Desde a tragédia em Brumadinho, o CBH Rio das Velhas e o Comitê da Bacia Hidrográfica do Rio São Francisco (CBHSF) decidiram prestar solidariedade ao Comitê da Bacia Hidrográfica do Rio Paraopeba (CBH Rio Paraopeba), que não recebe recursos de cobrança pelo uso da água. Para tanto, foi concedida a estrutura física do CBH Rio das Velhas, na região central de Belo Horizonte (MG), para que a presidência e os outros atores envolvidos com o desastre pudessem se reunir e dar celeridade ao acompanhamento da situação do Rio Paraopeba.
......
Tarefa proposta 1: Segundo o texto sobre a tragédia em Brumadinho, que recursos o CBH Rio Paraopeba não recebe?
......
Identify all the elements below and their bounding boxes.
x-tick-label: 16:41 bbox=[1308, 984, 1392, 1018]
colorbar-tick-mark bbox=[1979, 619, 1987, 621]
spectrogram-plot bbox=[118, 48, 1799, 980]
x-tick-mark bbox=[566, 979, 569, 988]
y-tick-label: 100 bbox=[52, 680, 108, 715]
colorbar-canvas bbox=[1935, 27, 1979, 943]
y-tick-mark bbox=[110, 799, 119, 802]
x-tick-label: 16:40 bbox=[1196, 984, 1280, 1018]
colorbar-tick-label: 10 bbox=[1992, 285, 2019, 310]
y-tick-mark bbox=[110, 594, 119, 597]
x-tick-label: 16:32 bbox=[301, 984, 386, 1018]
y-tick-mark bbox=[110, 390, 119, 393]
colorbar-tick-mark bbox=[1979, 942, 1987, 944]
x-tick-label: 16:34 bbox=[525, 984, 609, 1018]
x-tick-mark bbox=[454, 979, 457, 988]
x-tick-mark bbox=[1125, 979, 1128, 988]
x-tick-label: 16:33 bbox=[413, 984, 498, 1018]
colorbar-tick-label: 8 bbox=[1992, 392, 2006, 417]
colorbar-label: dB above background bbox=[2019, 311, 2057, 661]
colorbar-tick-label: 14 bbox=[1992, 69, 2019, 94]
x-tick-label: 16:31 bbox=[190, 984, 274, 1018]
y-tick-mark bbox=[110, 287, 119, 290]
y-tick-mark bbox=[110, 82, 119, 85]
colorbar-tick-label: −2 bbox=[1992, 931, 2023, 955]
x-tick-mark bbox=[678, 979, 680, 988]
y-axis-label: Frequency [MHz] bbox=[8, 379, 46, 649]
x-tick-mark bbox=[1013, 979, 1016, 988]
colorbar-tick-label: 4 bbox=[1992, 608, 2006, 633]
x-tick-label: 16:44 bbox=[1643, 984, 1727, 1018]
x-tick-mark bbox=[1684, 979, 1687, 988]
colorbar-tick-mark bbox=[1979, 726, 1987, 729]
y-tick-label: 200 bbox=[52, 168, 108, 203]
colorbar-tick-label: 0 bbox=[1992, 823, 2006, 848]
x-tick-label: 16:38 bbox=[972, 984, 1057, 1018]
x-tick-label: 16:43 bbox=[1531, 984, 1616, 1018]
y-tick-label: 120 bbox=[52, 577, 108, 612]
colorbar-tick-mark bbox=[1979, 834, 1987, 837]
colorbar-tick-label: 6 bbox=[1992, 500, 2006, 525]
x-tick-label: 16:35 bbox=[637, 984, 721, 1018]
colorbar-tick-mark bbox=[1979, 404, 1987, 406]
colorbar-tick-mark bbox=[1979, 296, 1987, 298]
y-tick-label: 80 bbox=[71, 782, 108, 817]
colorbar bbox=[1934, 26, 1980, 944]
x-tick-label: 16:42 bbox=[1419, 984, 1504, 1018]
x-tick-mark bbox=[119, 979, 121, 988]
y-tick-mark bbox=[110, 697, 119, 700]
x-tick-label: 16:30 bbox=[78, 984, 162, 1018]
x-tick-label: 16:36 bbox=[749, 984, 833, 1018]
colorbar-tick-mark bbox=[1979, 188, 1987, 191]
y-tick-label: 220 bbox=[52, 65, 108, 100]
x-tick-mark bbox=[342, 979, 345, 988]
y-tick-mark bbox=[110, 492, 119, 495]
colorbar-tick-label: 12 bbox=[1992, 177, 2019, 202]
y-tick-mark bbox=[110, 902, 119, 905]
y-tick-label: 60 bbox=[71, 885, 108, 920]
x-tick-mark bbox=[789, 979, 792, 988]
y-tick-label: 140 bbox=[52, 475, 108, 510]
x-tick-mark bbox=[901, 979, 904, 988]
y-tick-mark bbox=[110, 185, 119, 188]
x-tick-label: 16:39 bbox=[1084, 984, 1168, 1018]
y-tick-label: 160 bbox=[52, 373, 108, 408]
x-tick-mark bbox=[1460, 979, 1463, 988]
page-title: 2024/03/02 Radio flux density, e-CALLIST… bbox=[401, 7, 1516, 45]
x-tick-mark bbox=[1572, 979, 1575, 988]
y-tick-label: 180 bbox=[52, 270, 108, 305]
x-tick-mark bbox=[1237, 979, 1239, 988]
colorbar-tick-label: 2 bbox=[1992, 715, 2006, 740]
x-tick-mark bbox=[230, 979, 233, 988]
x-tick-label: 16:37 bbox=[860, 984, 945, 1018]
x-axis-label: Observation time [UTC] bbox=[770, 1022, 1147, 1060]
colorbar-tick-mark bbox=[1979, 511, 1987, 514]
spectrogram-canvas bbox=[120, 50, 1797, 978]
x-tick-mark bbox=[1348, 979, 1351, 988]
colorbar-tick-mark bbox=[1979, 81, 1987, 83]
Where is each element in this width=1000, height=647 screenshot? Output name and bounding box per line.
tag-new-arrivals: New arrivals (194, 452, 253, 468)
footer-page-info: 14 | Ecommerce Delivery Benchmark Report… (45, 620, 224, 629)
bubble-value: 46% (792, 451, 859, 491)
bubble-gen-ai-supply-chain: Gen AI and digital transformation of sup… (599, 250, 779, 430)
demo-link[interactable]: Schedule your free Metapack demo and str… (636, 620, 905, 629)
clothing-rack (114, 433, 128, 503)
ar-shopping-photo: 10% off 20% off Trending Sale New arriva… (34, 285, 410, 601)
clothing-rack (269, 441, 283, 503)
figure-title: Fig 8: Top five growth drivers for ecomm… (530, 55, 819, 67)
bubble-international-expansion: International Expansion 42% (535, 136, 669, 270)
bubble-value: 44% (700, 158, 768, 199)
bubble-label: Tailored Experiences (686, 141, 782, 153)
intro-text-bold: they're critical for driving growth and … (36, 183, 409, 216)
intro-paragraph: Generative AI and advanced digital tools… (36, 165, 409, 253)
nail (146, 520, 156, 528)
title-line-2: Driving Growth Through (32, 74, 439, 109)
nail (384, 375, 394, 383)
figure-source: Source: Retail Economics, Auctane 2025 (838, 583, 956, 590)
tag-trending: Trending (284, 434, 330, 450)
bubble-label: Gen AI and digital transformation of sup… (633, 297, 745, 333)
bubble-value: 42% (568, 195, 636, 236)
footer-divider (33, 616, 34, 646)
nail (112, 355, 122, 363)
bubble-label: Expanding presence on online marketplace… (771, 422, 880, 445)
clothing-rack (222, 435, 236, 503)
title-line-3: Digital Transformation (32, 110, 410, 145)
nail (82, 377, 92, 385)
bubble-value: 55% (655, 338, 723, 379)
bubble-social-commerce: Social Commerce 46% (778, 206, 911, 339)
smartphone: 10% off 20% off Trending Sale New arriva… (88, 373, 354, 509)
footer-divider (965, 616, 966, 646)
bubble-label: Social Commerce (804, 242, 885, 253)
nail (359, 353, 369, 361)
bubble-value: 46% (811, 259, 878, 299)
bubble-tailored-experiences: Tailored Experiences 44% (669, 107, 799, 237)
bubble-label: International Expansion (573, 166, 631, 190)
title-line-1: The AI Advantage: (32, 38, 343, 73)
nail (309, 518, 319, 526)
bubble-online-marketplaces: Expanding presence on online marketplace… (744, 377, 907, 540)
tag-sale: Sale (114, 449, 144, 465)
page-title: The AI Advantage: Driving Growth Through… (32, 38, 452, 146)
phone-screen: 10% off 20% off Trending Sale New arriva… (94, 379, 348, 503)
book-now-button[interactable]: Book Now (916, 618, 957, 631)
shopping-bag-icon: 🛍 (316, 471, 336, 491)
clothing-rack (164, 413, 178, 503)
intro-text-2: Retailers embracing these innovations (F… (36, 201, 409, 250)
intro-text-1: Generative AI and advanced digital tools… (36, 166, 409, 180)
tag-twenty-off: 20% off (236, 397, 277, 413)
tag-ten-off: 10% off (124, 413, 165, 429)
......
Tarefa proposta 2: Apresente como tabela Markdown, com as colunas Número e Linha, o trecho dos registros que vai do início até a linha que contém "y-tick-label: 100 bbox=[52, 680, 108, 715]", inclusive, deixando de fora as linhas em branco.

Resultado do exercício 1: Recursos de cobrança pelo uso da água.

Resultado do exercício 2:
| Número | Linha |
|---|---|
| 1 | Identify all the elements below and their bounding boxes. |
| 2 | x-tick-label: 16:41 bbox=[1308, 984, 1392, 1018] |
| 3 | colorbar-tick-mark bbox=[1979, 619, 1987, 621] |
| 4 | spectrogram-plot bbox=[118, 48, 1799, 980] |
| 5 | x-tick-mark bbox=[566, 979, 569, 988] |
| 6 | y-tick-label: 100 bbox=[52, 680, 108, 715] |